• EXERCISE
Every line from the one with "What does this" through the end of the records below should be restated word for word, and nothing outside that span.
### PROVIDED MATERIAL
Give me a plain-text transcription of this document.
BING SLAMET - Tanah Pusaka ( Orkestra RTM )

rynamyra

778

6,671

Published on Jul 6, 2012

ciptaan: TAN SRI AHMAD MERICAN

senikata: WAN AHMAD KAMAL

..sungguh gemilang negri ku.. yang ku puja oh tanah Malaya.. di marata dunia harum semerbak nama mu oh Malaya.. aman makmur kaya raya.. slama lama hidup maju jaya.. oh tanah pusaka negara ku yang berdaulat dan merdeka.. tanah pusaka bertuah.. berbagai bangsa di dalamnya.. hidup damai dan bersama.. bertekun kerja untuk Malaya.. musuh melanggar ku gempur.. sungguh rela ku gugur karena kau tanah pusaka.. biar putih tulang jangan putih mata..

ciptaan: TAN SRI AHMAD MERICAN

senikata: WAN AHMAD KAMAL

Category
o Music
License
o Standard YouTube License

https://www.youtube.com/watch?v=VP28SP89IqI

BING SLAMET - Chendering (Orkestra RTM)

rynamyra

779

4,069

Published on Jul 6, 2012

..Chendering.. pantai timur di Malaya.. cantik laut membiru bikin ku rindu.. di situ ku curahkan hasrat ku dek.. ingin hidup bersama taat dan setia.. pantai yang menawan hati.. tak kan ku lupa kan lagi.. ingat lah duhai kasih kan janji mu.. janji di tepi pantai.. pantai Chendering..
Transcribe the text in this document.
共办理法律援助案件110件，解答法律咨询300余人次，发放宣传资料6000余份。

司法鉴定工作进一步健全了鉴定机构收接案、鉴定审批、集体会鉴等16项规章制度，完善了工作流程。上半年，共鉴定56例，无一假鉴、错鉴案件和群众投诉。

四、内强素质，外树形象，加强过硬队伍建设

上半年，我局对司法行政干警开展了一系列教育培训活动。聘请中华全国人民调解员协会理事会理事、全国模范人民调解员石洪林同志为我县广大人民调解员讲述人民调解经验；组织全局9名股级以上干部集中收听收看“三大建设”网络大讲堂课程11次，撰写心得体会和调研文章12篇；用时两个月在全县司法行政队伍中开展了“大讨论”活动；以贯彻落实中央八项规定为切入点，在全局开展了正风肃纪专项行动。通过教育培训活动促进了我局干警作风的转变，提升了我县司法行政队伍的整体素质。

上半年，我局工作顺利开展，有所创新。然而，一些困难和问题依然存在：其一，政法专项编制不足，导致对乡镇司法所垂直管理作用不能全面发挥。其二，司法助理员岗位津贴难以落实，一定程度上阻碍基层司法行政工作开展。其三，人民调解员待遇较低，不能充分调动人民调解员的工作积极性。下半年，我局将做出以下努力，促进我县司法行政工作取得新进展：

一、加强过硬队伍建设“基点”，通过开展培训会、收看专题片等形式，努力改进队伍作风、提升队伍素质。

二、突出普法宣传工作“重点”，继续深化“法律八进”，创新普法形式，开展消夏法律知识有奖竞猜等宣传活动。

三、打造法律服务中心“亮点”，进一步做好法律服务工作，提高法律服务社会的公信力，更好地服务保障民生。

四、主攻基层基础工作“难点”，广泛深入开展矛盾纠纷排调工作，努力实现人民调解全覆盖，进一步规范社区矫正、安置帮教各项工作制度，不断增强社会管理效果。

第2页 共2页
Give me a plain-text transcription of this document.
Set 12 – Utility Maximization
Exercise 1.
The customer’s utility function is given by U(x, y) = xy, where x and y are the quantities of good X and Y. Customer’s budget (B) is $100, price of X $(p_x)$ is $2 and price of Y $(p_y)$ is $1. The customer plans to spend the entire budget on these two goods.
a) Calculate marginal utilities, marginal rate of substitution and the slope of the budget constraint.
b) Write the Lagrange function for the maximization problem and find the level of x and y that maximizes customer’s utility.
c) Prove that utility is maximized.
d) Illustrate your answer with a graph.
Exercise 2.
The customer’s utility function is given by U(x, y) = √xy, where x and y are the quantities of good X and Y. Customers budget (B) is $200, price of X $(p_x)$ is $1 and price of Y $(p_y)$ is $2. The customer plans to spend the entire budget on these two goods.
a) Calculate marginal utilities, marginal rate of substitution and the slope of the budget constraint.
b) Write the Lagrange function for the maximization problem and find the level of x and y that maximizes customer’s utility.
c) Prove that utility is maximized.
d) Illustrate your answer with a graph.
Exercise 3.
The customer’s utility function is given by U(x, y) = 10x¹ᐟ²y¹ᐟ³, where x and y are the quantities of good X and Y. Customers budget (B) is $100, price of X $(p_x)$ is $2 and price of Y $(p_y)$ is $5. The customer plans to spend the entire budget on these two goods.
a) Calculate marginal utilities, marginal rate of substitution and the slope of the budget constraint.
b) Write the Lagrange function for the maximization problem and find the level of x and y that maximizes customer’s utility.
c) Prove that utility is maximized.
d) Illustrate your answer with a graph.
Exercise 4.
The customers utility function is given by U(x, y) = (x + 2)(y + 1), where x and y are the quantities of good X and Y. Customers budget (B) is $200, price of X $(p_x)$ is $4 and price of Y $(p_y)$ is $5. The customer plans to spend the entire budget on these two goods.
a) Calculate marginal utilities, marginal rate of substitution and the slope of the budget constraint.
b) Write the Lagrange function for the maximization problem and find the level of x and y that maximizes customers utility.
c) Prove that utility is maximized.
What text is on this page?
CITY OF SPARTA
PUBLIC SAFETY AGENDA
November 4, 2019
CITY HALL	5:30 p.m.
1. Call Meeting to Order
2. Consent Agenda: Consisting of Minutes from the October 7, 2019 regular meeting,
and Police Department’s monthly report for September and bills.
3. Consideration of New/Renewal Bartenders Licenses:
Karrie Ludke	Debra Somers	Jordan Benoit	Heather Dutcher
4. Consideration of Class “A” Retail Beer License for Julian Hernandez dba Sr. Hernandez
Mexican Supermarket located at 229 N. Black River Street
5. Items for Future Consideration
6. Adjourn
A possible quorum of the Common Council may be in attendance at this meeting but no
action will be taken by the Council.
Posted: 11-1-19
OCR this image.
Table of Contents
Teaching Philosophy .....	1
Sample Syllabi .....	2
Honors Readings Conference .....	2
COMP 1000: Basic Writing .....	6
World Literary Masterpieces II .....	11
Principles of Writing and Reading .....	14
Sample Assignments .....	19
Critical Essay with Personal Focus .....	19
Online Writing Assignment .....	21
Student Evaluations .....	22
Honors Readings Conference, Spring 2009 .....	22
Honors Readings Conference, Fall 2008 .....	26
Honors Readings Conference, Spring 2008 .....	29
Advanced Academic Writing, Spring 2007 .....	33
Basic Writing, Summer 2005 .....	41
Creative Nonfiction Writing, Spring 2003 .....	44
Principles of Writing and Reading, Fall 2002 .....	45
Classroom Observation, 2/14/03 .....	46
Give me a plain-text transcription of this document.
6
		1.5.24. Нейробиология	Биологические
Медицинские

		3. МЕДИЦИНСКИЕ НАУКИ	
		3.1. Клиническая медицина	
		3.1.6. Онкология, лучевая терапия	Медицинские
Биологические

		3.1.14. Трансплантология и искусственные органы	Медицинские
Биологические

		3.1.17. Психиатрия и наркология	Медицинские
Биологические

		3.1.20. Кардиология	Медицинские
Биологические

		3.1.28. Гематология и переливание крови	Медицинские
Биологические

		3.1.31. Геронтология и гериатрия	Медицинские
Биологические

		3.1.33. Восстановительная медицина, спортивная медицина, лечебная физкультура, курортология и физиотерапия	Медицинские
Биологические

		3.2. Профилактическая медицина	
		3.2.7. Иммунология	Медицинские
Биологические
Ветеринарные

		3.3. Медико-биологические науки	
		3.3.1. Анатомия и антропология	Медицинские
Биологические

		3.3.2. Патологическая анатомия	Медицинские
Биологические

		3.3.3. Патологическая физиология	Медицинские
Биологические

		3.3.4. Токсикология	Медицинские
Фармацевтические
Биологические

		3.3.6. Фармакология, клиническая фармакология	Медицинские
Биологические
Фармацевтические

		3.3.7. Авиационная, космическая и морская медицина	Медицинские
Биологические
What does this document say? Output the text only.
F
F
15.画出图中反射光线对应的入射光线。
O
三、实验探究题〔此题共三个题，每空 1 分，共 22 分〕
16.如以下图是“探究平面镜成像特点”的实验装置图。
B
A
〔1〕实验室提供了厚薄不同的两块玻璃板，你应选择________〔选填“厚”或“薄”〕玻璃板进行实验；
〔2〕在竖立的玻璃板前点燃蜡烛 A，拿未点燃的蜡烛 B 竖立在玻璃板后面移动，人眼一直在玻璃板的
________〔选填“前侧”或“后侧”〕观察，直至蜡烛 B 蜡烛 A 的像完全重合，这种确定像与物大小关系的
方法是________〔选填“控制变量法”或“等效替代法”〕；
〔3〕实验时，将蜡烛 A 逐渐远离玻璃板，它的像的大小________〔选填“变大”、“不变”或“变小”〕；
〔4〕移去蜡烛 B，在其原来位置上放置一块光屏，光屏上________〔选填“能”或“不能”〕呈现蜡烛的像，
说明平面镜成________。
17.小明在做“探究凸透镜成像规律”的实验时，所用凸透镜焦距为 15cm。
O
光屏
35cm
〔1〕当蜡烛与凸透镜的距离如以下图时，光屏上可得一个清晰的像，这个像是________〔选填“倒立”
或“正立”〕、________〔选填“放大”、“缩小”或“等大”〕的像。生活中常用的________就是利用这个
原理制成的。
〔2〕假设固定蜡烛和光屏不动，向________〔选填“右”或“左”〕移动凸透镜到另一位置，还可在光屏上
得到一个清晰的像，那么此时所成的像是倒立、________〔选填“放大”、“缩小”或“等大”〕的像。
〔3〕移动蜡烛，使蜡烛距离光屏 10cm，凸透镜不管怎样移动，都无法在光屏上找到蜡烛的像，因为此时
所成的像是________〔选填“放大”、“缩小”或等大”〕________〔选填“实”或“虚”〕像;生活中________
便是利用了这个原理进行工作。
######
• PROBLEM SOLUTION
What does this document say? Output the text only.
F
F
15.画出图中反射光线对应的入射光线。
O
三、实验探究题〔此题共三个题，每空 1 分，共 22 分〕
16.如以下图是“探究平面镜成像特点”的实验装置图。
B
A
〔1〕实验室提供了厚薄不同的两块玻璃板，你应选择________〔选填“厚”或“薄”〕玻璃板进行实验；
〔2〕在竖立的玻璃板前点燃蜡烛 A，拿未点燃的蜡烛 B 竖立在玻璃板后面移动，人眼一直在玻璃板的
________〔选填“前侧”或“后侧”〕观察，直至蜡烛 B 蜡烛 A 的像完全重合，这种确定像与物大小关系的
方法是________〔选填“控制变量法”或“等效替代法”〕；
〔3〕实验时，将蜡烛 A 逐渐远离玻璃板，它的像的大小________〔选填“变大”、“不变”或“变小”〕；
〔4〕移去蜡烛 B，在其原来位置上放置一块光屏，光屏上________〔选填“能”或“不能”〕呈现蜡烛的像，
说明平面镜成________。
17.小明在做“探究凸透镜成像规律”的实验时，所用凸透镜焦距为 15cm。
O
光屏
35cm
〔1〕当蜡烛与凸透镜的距离如以下图时，光屏上可得一个清晰的像，这个像是________〔选填“倒立”
或“正立”〕、________〔选填“放大”、“缩小”或“等大”〕的像。生活中常用的________就是利用这个
原理制成的。
〔2〕假设固定蜡烛和光屏不动，向________〔选填“右”或“左”〕移动凸透镜到另一位置，还可在光屏上
得到一个清晰的像，那么此时所成的像是倒立、________〔选填“放大”、“缩小”或“等大”〕的像。
〔3〕移动蜡烛，使蜡烛距离光屏 10cm，凸透镜不管怎样移动，都无法在光屏上找到蜡烛的像，因为此时
所成的像是________〔选填“放大”、“缩小”或等大”〕________〔选填“实”或“虚”〕像;生活中________
便是利用了这个原理进行工作。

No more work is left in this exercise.